## TASK DIRECTIONS
Look through the data below. Show each line where the string "title" occurs.

[Data excerpts]
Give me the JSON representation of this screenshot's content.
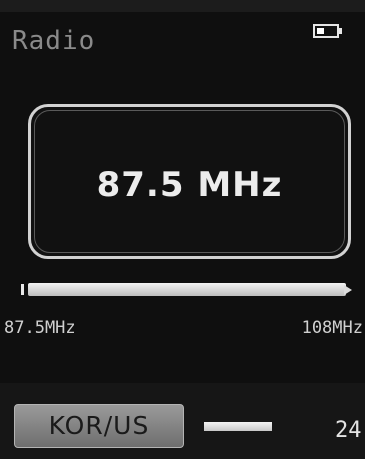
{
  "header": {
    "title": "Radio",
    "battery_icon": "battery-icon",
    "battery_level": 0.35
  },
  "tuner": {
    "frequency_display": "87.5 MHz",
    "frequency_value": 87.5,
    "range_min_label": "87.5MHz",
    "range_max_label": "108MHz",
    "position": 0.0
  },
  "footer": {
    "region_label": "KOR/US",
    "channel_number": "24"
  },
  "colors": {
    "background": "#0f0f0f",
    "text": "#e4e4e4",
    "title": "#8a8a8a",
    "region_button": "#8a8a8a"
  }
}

==

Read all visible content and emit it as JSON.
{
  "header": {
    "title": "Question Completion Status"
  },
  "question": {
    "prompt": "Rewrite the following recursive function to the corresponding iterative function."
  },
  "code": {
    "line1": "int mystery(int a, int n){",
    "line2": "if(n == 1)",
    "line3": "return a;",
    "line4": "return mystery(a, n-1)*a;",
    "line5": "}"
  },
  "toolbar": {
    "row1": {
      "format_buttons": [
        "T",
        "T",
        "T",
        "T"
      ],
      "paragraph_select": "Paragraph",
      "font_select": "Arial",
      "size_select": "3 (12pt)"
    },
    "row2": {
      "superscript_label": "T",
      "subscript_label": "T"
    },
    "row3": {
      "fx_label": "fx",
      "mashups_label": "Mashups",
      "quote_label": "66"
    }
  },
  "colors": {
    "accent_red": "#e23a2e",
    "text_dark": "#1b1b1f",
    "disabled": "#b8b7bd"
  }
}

## WRITTEN RESPONSE
    "title": "Radio",
    "title": "#8a8a8a",
    "title": "Question Completion Status"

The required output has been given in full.